[A run of records]
════════

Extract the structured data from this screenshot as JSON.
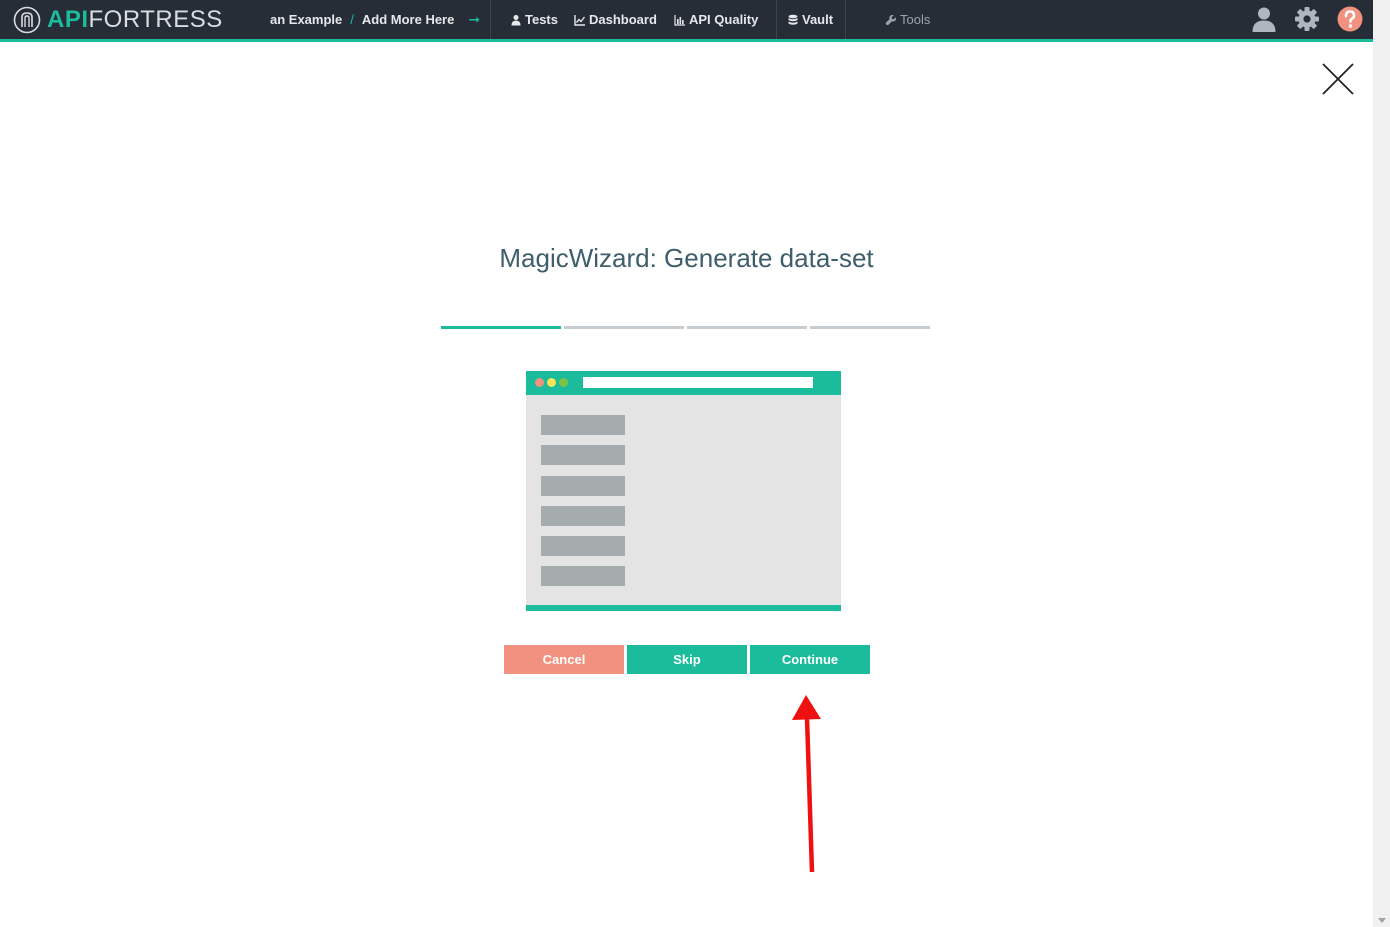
{
  "brand": {
    "api": "API",
    "fortress": "FORTRESS"
  },
  "breadcrumb": {
    "project": "an Example",
    "separator": "/",
    "current": "Add More Here"
  },
  "nav": {
    "tests": "Tests",
    "dashboard": "Dashboard",
    "api_quality": "API Quality",
    "vault": "Vault",
    "tools": "Tools"
  },
  "icons": {
    "user": "user-icon",
    "settings": "gear-icon",
    "help": "help-icon",
    "close": "close-icon"
  },
  "colors": {
    "accent": "#1abc9c",
    "topbar": "#262d37",
    "cancel": "#f1917f",
    "help": "#f1917f",
    "title": "#3f5e6b"
  },
  "wizard": {
    "title": "MagicWizard: Generate data-set",
    "steps_total": 4,
    "current_step": 1,
    "buttons": {
      "cancel": "Cancel",
      "skip": "Skip",
      "continue": "Continue"
    }
  }
}
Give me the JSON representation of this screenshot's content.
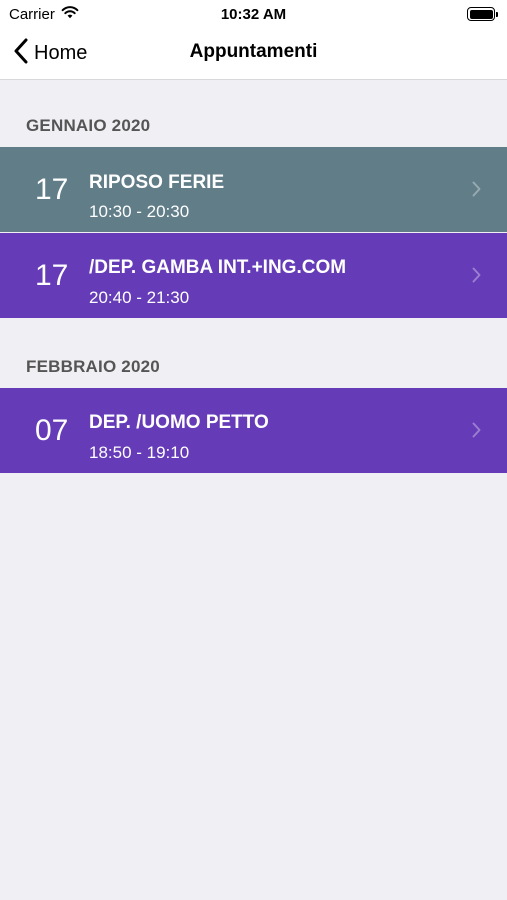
{
  "status_bar": {
    "carrier": "Carrier",
    "time": "10:32 AM"
  },
  "nav": {
    "back_label": "Home",
    "title": "Appuntamenti"
  },
  "colors": {
    "grey_row": "#607d88",
    "purple_row": "#653bb8",
    "background": "#efeff4"
  },
  "sections": [
    {
      "header": "GENNAIO 2020",
      "rows": [
        {
          "day": "17",
          "title": " RIPOSO FERIE",
          "time": "10:30 - 20:30",
          "color": "#607d88"
        },
        {
          "day": "17",
          "title": "/DEP. GAMBA INT.+ING.COM",
          "time": "20:40 - 21:30",
          "color": "#653bb8"
        }
      ]
    },
    {
      "header": "FEBBRAIO 2020",
      "rows": [
        {
          "day": "07",
          "title": "DEP. /UOMO PETTO",
          "time": "18:50 - 19:10",
          "color": "#653bb8"
        }
      ]
    }
  ]
}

════════

GIVEN EXERCISE:
Write the records out again in full, exactly, and skip every picture.

RESULT FOR THIS TASK:
Extract the structured data from this screenshot as JSON.
{
  "brand": {
    "api": "API",
    "fortress": "FORTRESS"
  },
  "breadcrumb": {
    "project": "an Example",
    "separator": "/",
    "current": "Add More Here"
  },
  "nav": {
    "tests": "Tests",
    "dashboard": "Dashboard",
    "api_quality": "API Quality",
    "vault": "Vault",
    "tools": "Tools"
  },
  "icons": {
    "user": "user-icon",
    "settings": "gear-icon",
    "help": "help-icon",
    "close": "close-icon"
  },
  "colors": {
    "accent": "#1abc9c",
    "topbar": "#262d37",
    "cancel": "#f1917f",
    "help": "#f1917f",
    "title": "#3f5e6b"
  },
  "wizard": {
    "title": "MagicWizard: Generate data-set",
    "steps_total": 4,
    "current_step": 1,
    "buttons": {
      "cancel": "Cancel",
      "skip": "Skip",
      "continue": "Continue"
    }
  }
}
Give me the JSON representation of this screenshot's content.
{
  "status_bar": {
    "carrier": "Carrier",
    "time": "10:32 AM"
  },
  "nav": {
    "back_label": "Home",
    "title": "Appuntamenti"
  },
  "colors": {
    "grey_row": "#607d88",
    "purple_row": "#653bb8",
    "background": "#efeff4"
  },
  "sections": [
    {
      "header": "GENNAIO 2020",
      "rows": [
        {
          "day": "17",
          "title": " RIPOSO FERIE",
          "time": "10:30 - 20:30",
          "color": "#607d88"
        },
        {
          "day": "17",
          "title": "/DEP. GAMBA INT.+ING.COM",
          "time": "20:40 - 21:30",
          "color": "#653bb8"
        }
      ]
    },
    {
      "header": "FEBBRAIO 2020",
      "rows": [
        {
          "day": "07",
          "title": "DEP. /UOMO PETTO",
          "time": "18:50 - 19:10",
          "color": "#653bb8"
        }
      ]
    }
  ]
}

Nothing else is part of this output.